• **TASK PROMPT**
Please state how many lines in the records contain the string "шаровые", with no words besides the number.

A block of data
§ §

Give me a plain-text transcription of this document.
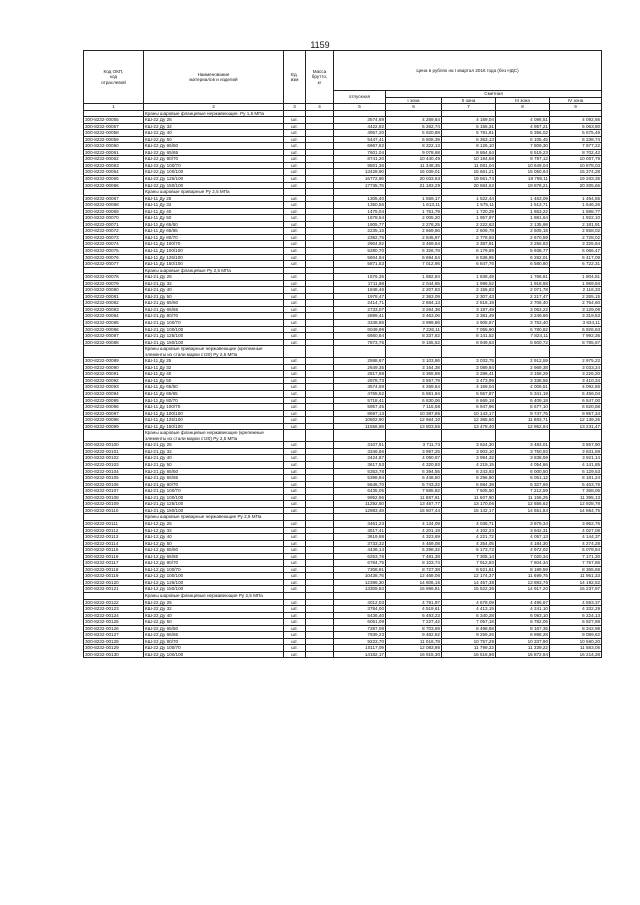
1159
Код ОКП,
код
отраслевой	Наименование
материалов и изделий	Ед.
изм	Масса
брутто,
кг	Цена в рублях на I квартал 2016 года (без НДС)				
				отпускная	Сметная			
					I зона	II зона	III зона	IV зона
1	2	3	4	5	6	7	8	9
	Краны шаровые фланцевые нержавеющие. Ру 1,6 МПа							
300-8232-00055	КШ-22 Ду 25	шт.		3574,69	4 269,64	4 169,04	4 096,51	4 092,66
300-8232-00057	КШ-22 Ду 32	шт.		4422,92	5 262,74	5 155,31	4 957,21	5 063,80
300-8232-00058	КШ-22 Ду 40	шт.		4957,20	5 920,88	5 781,61	5 356,02	5 675,49
300-8232-00059	КШ-22 Ду 50	шт.		5447,41	6 508,39	6 353,13	6 105,45	6 238,74
300-8232-00060	КШ-22 Ду 65/50	шт.		6967,62	8 322,13	8 126,10	7 809,30	7 977,22
300-8232-00061	КШ-22 Ду 65/65	шт.		7601,04	9 078,68	8 864,64	8 519,23	8 702,42
300-8232-00062	КШ-22 Ду 80/70	шт.		8741,20	10 440,49	10 194,58	9 797,12	10 007,79
300-8232-00063	КШ-22 Ду 100/70	шт.		9501,36	11 348,35	11 081,04	10 649,04	10 878,03
300-8232-00064	КШ-22 Ду 100/100	шт.		13428,90	16 039,01	15 661,21	15 050,64	15 374,28
300-8232-00065	КШ-22 Ду 125/100	шт.		16772,96	20 033,63	19 561,74	18 799,11	19 203,35
300-8232-00066	КШ-22 Ду 150/100	шт.		17735,76	21 183,29	20 684,62	19 878,21	20 305,66
	Краны шаровые приварные Ру 2,5 МПа							
300-8232-00067	КШ-11 Ду 25	шт.		1305,40	1 559,17	1 522,44	1 463,09	1 494,55
300-8232-00068	КШ-11 Ду 32	шт.		1350,56	1 613,11	1 575,11	1 513,71	1 546,26
300-8232-00069	КШ-11 Ду 40	шт.		1475,04	1 761,79	1 720,29	1 653,22	1 688,77
300-8232-00070	КШ-11 Ду 50	шт.		1678,54	2 005,20	1 957,97	1 881,64	1 922,10
300-8232-00071	КШ-11 Ду 65/50	шт.		1905,77	2 276,25	2 222,63	2 135,98	2 181,91
300-8232-00072	КШ-11 Ду 65/65	шт.		2235,15	2 669,66	2 606,78	2 505,15	2 558,02
300-8232-00073	КШ-11 Ду 80/70	шт.		2382,76	2 845,97	2 778,93	2 670,59	2 728,02
300-8232-00074	КШ-11 Ду 100/70	шт.		2904,92	3 469,64	3 387,91	3 255,83	3 325,84
300-8232-00075	КШ-11 Ду 100/100	шт.		5280,70	6 326,78	6 179,69	5 938,77	6 066,47
300-8232-00076	КШ-11 Ду 125/100	шт.		5604,94	6 694,54	6 536,85	6 282,01	6 417,09
300-8232-00077	КШ-11 Ду 150/100	шт.		5871,53	7 012,95	6 847,76	6 580,80	6 722,31
	Краны шаровые фланцевые Ру 2,5 МПа							
300-8232-00078	КШ-21 Ду 25	шт.		1576,35	1 882,84	1 838,49	1 766,81	1 804,81
300-8232-00079	КШ-21 Ду 32	шт.		1711,98	2 044,85	1 996,52	1 918,68	1 959,94
300-8232-00080	КШ-21 Ду 40	шт.		1848,46	2 207,83	2 155,83	2 071,78	2 116,33
300-8232-00081	КШ-21 Ду 50	шт.		1978,47	2 363,09	2 307,43	2 217,47	2 265,15
300-8232-00082	КШ-21 Ду 65/50	шт.		2414,71	2 884,13	2 816,19	2 706,40	2 764,60
300-8232-00083	КШ-21 Ду 65/65	шт.		2733,07	3 264,38	3 187,49	3 063,22	3 129,09
300-8232-00084	КШ-21 Ду 80/70	шт.		2899,41	3 463,06	3 381,49	3 249,66	3 319,53
300-8232-00085	КШ-21 Ду 100/70	шт.		3348,86	3 999,86	3 905,67	3 753,40	3 834,11
300-8232-00086	КШ-21 Ду 100/100	шт.		6049,99	7 226,11	7 055,90	6 780,82	6 926,63
300-8232-00087	КШ-21 Ду 125/100	шт.		6860,84	8 337,82	8 141,52	7 824,11	7 992,36
300-8232-00088	КШ-21 Ду 150/100	шт.		7873,75	9 165,52	8 949,63	8 600,72	8 785,67
	Краны шаровые приварные нержавеющие (крепежные элементы из стали марки ст20) Ру 2,5 МПа							
300-8232-00089	КШ-11 Ду 25	шт.		2588,67	3 103,86	3 033,75	2 912,59	2 975,22
300-8232-00090	КШ-11 Ду 32	шт.		2649,35	3 164,38	3 089,84	2 969,38	3 033,24
300-8232-00091	КШ-11 Ду 40	шт.		2817,69	3 365,89	3 286,41	3 158,29	3 226,20
300-8232-00092	КШ-11 Ду 50	шт.		2978,73	3 557,79	3 473,99	3 338,55	3 410,34
300-8232-00093	КШ-11 Ду 65/50	шт.		3574,69	4 269,64	4 169,04	4 006,51	4 092,66
300-8232-00094	КШ-11 Ду 65/65	шт.		4765,52	5 691,94	5 557,87	5 341,19	5 456,04
300-8232-00095	КШ-11 Ду 80/70	шт.		5718,41	6 830,06	6 669,18	6 409,18	6 547,00
300-8232-00096	КШ-11 Ду 100/70	шт.		5957,45	7 115,58	6 947,96	6 677,10	6 820,68
300-8232-00097	КШ-11 Ду 100/100	шт.		8697,13	10 387,86	10 143,17	9 747,75	9 957,34
300-8232-00098	КШ-11 Ду 125/100	шт.		10602,90	12 664,10	12 365,80	11 883,71	12 139,25
300-8232-00099	КШ-11 Ду 150/100	шт.		11556,88	13 803,55	13 478,40	12 952,94	13 231,47
	Краны шаровые фланцевые нержавеющие (крепежные элементы из стали марки ст20) Ру 2,5 МПа							
300-8232-00100	КШ-21 Ду 25	шт.		3107,61	3 711,73	3 624,30	3 483,01	3 557,90
300-8232-00101	КШ-21 Ду 32	шт.		3346,66	3 997,25	3 903,10	3 750,93	3 831,59
300-8232-00102	КШ-21 Ду 40	шт.		3424,87	4 090,67	3 994,32	3 838,59	3 921,14
300-8232-00103	КШ-21 Ду 50	шт.		3617,53	4 320,93	4 219,15	4 054,66	4 141,85
300-8232-00104	КШ-21 Ду 65/50	шт.		5353,78	6 394,55	6 243,93	6 000,50	6 129,53
300-8232-00105	КШ-21 Ду 65/65	шт.		5398,94	6 448,50	6 296,60	6 051,12	6 181,24
300-8232-00106	КШ-21 Ду 80/70	шт.		5645,70	6 743,22	6 584,39	6 327,69	6 463,76
300-8232-00107	КШ-21 Ду 100/70	шт.		6435,05	7 685,82	7 505,50	7 212,59	7 368,05
300-8232-00108	КШ-21 Ду 100/100	шт.		9952,96	11 887,81	11 607,80	11 155,25	11 395,13
300-8232-00109	КШ-21 Ду 125/100	шт.		11292,50	13 487,77	13 170,06	12 656,62	12 928,78
300-8232-00110	КШ-21 Ду 150/100	шт.		12983,48	15 507,44	15 142,17	14 551,84	14 864,75
	Краны шаровые приварные нержавеющие Ру 2,5 МПа							
300-8232-00111	КШ-12 Ду 25	шт.		3461,23	4 134,09	4 036,71	3 879,34	3 962,76
300-8232-00112	КШ-12 Ду 32	шт.		3517,41	4 201,19	4 102,23	3 942,31	4 027,08
300-8232-00113	КШ-12 Ду 40	шт.		3619,98	4 323,69	4 221,72	4 057,13	4 144,37
300-8232-00114	КШ-12 Ду 50	шт.		3733,32	4 459,08	4 354,05	4 184,30	4 274,28
300-8232-00115	КШ-12 Ду 65/50	шт.		4438,14	5 298,32	5 173,72	4 972,02	5 078,94
300-8232-00116	КШ-12 Ду 65/65	шт.		6263,76	7 481,38	7 305,14	7 020,34	7 171,30
300-8232-00117	КШ-12 Ду 80/70	шт.		6784,75	8 103,74	7 912,83	7 604,34	7 767,86
300-8232-00118	КШ-12 Ду 100/70	шт.		7308,91	8 727,38	8 521,81	8 189,59	8 365,68
300-8232-00119	КШ-12 Ду 100/100	шт.		10438,76	12 468,06	12 174,37	11 699,75	11 951,33
300-8232-00120	КШ-12 Ду 125/100	шт.		12396,30	14 806,15	14 457,38	13 893,76	14 192,52
300-8232-00121	КШ-12 Ду 150/100	шт.		13309,53	15 896,81	15 522,36	14 917,20	15 237,97
	Краны шаровые фланцевые нержавеющие Ру 2,5 МПа							
300-8232-00122	КШ-22 Ду 25	шт.		4012,03	4 791,97	4 678,09	4 496,67	4 593,37
300-8232-00123	КШ-22 Ду 32	шт.		3784,00	4 519,61	4 413,15	4 241,10	4 332,29
300-8232-00124	КШ-22 Ду 40	шт.		5436,40	6 493,23	6 340,28	6 093,10	6 224,13
300-8232-00125	КШ-22 Ду 50	шт.		6051,09	7 227,42	7 057,18	6 782,05	6 927,89
300-8232-00126	КШ-22 Ду 65/50	шт.		7287,08	8 703,69	8 498,68	8 167,35	8 342,98
300-8232-00127	КШ-22 Ду 65/65	шт.		7939,23	9 482,62	9 259,26	8 898,28	9 089,62
300-8232-00128	КШ-22 Ду 80/70	шт.		9223,70	11 016,78	10 757,29	10 337,90	10 560,20
300-8232-00129	КШ-22 Ду 100/70	шт.		10117,09	12 083,86	11 799,22	11 339,22	11 583,05
300-8232-00130	КШ-22 Ду 100/100	шт.		14182,17	16 915,30	16 516,86	15 872,94	16 214,26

§ §

• **EXERCISE ANSWER**
7